> _Exercise aim_
Exclude the pictures, then copy all remaining records exactly.

** START OF Input for this task **

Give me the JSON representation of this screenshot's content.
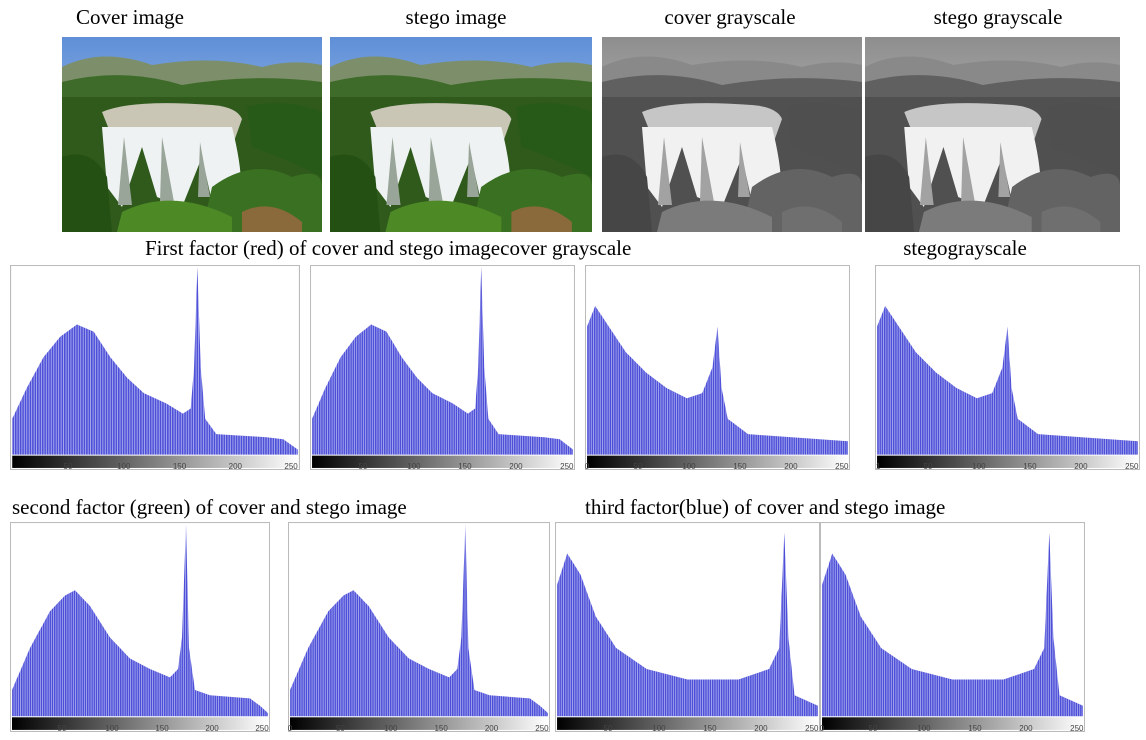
{
  "row1": {
    "labels": [
      "Cover image",
      "stego image",
      "cover grayscale",
      "stego grayscale"
    ]
  },
  "row2": {
    "title": "First factor (red) of cover and stego image",
    "labels": [
      "cover grayscale",
      "stegograyscale"
    ],
    "histograms": [
      {
        "ticks": [
          "50",
          "100",
          "150",
          "200",
          "250"
        ]
      },
      {
        "ticks": [
          "50",
          "100",
          "150",
          "200",
          "250"
        ]
      },
      {
        "ticks": [
          "0",
          "50",
          "100",
          "150",
          "200",
          "250"
        ]
      },
      {
        "ticks": [
          "1",
          "50",
          "100",
          "150",
          "200",
          "250"
        ]
      }
    ]
  },
  "row3": {
    "labels": [
      "second factor (green) of cover and stego image",
      "third factor(blue) of cover and stego image"
    ],
    "histograms": [
      {
        "ticks": [
          "50",
          "100",
          "150",
          "200",
          "250"
        ]
      },
      {
        "ticks": [
          "0",
          "50",
          "100",
          "150",
          "200",
          "250"
        ]
      },
      {
        "ticks": [
          "50",
          "100",
          "150",
          "200",
          "250"
        ]
      },
      {
        "ticks": [
          "0",
          "50",
          "100",
          "150",
          "200",
          "250"
        ]
      }
    ]
  }
}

** END OF Input for this task **

> _Task answer_
Give me the JSON representation of this screenshot's content.
{
  "row1": {
    "labels": [
      "Cover image",
      "stego image",
      "cover grayscale",
      "stego grayscale"
    ]
  },
  "row2": {
    "title": "First factor (red) of cover and stego image",
    "labels": [
      "cover grayscale",
      "stegograyscale"
    ],
    "histograms": [
      {
        "ticks": [
          "50",
          "100",
          "150",
          "200",
          "250"
        ]
      },
      {
        "ticks": [
          "50",
          "100",
          "150",
          "200",
          "250"
        ]
      },
      {
        "ticks": [
          "0",
          "50",
          "100",
          "150",
          "200",
          "250"
        ]
      },
      {
        "ticks": [
          "1",
          "50",
          "100",
          "150",
          "200",
          "250"
        ]
      }
    ]
  },
  "row3": {
    "labels": [
      "second factor (green) of cover and stego image",
      "third factor(blue) of cover and stego image"
    ],
    "histograms": [
      {
        "ticks": [
          "50",
          "100",
          "150",
          "200",
          "250"
        ]
      },
      {
        "ticks": [
          "0",
          "50",
          "100",
          "150",
          "200",
          "250"
        ]
      },
      {
        "ticks": [
          "50",
          "100",
          "150",
          "200",
          "250"
        ]
      },
      {
        "ticks": [
          "0",
          "50",
          "100",
          "150",
          "200",
          "250"
        ]
      }
    ]
  }
}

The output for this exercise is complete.